Start
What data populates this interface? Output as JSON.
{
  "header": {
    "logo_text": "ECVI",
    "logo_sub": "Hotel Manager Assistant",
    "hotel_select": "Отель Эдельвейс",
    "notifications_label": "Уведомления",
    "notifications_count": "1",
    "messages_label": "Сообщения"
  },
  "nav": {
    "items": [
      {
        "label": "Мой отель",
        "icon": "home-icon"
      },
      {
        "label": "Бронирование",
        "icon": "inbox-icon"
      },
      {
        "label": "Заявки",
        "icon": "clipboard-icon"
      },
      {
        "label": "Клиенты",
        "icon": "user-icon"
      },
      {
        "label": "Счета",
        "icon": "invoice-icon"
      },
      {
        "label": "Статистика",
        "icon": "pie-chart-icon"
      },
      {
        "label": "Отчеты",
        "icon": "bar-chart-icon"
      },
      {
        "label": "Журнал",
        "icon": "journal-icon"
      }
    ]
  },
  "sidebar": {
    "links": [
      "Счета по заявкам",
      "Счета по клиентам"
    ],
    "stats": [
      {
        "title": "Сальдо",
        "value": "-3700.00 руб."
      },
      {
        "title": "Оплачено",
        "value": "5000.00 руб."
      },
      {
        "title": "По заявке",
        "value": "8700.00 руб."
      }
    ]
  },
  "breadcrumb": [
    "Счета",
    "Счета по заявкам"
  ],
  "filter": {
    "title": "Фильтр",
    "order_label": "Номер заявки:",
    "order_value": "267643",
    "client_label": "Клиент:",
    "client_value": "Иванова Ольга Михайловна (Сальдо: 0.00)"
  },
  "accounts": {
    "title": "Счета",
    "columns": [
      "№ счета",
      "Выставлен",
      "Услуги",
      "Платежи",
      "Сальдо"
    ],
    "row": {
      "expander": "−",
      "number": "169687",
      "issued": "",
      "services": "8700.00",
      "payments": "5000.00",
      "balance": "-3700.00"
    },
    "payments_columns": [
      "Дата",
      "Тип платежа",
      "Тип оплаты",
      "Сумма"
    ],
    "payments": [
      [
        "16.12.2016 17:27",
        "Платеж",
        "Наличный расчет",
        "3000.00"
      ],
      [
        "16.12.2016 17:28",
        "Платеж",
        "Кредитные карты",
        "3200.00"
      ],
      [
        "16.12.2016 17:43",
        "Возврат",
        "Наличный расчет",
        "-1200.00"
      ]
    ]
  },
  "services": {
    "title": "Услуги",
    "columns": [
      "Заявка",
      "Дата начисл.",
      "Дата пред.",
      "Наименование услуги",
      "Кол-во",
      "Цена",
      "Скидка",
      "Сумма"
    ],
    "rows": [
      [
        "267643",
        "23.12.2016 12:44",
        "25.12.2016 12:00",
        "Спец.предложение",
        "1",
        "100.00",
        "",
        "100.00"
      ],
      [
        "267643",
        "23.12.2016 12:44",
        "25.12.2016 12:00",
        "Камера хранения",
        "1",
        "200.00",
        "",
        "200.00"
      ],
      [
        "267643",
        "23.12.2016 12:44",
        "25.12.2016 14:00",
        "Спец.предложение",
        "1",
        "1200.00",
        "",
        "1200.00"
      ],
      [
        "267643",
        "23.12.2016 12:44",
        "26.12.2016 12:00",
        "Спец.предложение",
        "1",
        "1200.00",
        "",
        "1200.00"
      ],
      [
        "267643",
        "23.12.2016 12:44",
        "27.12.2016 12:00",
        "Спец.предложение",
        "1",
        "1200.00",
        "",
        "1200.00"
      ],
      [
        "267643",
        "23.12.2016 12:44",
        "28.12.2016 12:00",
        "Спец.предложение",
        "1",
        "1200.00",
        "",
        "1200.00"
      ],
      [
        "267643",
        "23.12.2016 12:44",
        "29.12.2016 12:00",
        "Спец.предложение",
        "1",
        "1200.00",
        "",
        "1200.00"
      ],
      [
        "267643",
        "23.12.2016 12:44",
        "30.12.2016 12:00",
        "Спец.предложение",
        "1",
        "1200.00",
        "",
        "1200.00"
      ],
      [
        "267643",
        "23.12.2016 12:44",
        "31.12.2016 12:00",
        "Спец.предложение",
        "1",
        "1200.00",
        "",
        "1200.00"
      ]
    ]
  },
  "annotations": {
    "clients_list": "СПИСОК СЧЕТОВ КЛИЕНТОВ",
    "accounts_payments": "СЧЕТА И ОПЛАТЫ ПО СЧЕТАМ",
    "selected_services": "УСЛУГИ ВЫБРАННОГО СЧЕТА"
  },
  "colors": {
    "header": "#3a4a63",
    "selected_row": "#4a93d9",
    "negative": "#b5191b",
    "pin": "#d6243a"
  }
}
End
Start
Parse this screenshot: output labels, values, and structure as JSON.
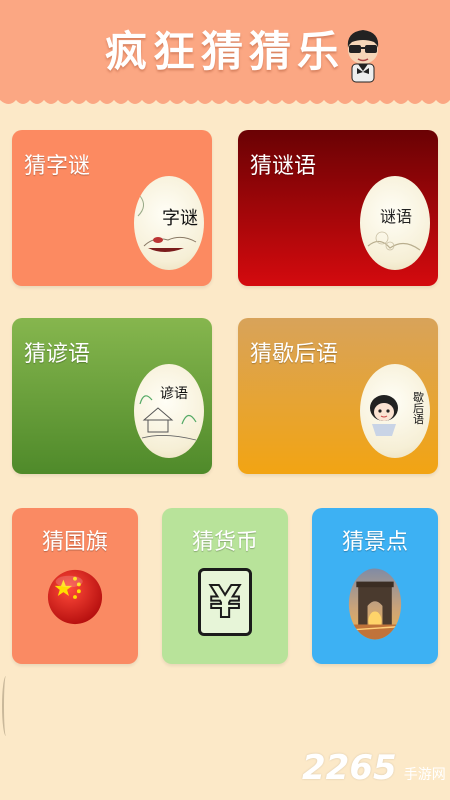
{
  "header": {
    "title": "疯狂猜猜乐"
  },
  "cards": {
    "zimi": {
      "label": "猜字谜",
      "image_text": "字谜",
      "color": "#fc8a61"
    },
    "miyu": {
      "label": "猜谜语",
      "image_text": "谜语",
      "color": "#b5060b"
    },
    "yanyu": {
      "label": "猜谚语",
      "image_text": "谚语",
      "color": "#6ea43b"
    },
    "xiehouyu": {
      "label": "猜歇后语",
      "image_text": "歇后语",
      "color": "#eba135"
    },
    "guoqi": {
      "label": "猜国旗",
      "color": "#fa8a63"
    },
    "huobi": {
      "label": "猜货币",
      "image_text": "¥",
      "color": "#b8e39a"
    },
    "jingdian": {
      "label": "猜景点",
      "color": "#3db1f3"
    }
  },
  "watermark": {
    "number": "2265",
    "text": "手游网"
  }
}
End
→ Task description:
Tally up the lines holding the word "chart" in the data above, and answer with that figure only.

→ Finished exercise:
2